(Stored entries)

==========

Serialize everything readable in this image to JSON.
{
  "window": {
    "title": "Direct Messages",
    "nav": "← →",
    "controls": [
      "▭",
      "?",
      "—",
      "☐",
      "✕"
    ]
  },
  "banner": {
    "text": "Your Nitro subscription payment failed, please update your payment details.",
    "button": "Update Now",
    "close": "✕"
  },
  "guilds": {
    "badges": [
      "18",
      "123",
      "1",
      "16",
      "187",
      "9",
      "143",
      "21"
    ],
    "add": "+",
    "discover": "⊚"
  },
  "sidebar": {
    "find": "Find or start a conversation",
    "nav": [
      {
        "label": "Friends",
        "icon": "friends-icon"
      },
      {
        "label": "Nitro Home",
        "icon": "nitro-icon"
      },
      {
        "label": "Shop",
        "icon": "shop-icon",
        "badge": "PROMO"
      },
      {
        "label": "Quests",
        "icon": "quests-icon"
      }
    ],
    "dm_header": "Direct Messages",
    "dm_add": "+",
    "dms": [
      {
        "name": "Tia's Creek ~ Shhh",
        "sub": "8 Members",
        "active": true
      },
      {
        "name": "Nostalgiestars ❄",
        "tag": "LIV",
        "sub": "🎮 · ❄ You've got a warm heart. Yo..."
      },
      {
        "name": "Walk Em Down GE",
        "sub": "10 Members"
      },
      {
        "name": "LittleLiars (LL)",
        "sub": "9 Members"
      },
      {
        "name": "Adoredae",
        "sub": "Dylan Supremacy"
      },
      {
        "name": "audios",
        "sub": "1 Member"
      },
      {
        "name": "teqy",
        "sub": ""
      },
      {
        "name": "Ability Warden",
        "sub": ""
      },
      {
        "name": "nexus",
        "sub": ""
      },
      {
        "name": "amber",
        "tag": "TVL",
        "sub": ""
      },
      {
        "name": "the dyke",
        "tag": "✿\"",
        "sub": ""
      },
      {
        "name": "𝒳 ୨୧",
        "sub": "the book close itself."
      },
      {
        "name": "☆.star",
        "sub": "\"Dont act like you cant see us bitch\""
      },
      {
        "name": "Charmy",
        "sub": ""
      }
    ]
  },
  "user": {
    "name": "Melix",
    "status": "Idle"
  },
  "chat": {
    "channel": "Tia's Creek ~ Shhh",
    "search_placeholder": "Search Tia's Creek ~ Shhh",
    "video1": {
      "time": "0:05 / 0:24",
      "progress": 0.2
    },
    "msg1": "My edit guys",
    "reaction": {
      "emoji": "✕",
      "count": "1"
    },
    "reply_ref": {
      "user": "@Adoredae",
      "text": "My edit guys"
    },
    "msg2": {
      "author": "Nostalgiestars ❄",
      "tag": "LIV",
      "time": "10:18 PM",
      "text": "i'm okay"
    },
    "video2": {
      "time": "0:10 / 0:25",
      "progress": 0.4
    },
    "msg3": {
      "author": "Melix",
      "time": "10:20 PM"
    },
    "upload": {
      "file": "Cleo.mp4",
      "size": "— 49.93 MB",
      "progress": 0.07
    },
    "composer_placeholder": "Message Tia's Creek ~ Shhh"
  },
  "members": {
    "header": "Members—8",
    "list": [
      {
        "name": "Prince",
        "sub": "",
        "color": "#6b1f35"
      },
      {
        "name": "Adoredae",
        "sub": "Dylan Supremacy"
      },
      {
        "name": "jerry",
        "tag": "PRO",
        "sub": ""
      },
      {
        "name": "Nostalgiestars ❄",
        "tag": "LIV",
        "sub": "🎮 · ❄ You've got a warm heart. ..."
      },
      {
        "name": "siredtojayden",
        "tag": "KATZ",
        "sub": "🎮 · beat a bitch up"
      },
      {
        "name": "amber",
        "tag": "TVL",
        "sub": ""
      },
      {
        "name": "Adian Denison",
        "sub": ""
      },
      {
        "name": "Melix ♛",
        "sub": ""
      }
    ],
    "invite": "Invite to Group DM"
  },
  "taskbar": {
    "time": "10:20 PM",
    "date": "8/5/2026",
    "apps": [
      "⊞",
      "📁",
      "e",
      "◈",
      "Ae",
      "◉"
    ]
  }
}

==========

▶ [Goal]:
Give only the number of lines in the entries above that contain the string "Creek".

▶ [Solution to the exercise]:
4